What to produce:
Read the listing and extract each line that includes the word "suomalaisista".

Material for this task:
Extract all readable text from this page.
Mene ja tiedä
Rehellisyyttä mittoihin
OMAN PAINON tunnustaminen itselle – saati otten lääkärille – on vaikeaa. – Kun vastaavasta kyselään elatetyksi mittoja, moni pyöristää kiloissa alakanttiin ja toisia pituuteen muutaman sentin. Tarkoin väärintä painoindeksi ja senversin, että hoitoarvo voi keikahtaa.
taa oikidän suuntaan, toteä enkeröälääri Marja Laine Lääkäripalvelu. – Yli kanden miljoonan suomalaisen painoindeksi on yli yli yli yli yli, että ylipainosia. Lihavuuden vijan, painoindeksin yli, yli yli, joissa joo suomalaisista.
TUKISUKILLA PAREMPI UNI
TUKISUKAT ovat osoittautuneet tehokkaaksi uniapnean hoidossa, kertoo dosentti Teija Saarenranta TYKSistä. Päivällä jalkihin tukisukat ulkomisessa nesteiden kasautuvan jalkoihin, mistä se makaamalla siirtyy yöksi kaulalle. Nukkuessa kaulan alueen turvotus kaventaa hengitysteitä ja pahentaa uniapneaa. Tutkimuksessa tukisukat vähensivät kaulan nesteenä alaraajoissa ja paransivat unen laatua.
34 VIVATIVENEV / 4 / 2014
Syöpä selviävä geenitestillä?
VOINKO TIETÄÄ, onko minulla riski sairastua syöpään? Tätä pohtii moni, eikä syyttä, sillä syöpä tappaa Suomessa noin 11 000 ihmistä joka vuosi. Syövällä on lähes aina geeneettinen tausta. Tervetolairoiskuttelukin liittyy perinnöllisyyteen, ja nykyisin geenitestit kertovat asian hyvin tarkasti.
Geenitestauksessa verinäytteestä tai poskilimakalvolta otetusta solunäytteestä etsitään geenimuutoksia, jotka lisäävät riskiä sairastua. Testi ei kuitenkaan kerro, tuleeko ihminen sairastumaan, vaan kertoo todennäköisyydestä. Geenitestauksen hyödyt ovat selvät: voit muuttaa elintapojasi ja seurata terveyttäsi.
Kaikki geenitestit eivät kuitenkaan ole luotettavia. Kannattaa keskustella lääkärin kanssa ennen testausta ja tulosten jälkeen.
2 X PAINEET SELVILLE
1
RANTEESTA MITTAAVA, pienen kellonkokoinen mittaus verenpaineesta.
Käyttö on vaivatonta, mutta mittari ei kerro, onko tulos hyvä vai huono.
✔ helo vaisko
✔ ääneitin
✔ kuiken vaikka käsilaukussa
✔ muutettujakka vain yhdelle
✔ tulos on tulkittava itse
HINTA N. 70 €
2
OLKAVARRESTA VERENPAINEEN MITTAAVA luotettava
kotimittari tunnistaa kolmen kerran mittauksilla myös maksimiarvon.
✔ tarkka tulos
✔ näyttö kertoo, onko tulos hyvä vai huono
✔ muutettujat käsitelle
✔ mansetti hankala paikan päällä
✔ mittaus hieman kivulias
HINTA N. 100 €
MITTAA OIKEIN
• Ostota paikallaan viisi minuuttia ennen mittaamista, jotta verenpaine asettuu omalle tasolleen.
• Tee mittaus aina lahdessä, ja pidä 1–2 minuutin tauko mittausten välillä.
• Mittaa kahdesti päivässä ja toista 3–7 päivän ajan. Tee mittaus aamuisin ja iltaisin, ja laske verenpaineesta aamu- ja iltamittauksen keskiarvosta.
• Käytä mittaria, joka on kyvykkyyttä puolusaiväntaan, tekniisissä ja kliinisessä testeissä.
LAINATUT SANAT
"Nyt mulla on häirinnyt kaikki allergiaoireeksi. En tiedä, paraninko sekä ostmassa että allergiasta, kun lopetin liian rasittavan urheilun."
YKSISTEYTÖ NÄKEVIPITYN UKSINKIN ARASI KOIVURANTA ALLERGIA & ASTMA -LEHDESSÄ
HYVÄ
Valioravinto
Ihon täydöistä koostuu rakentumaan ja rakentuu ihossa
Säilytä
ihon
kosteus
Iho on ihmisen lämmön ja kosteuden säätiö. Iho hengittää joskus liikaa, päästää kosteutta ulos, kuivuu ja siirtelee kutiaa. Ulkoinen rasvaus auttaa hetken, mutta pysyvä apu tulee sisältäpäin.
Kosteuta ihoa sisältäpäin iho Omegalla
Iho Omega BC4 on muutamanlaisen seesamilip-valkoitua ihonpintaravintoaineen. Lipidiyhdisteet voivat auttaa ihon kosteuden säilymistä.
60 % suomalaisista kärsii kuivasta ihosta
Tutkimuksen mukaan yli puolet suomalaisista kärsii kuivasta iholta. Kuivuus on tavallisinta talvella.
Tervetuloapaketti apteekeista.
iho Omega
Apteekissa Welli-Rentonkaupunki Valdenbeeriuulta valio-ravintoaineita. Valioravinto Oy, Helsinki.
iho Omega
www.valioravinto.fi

Written solution:
taa oikidän suuntaan, toteä enkeröälääri Marja Laine Lääkäripalvelu. – Yli kanden miljoonan suomalaisen painoindeksi on yli yli yli yli yli, että ylipainosia. Lihavuuden vijan, painoindeksin yli, yli yli, joissa joo suomalaisista.
60 % suomalaisista kärsii kuivasta ihosta
Tutkimuksen mukaan yli puolet suomalaisista kärsii kuivasta iholta. Kuivuus on tavallisinta talvella.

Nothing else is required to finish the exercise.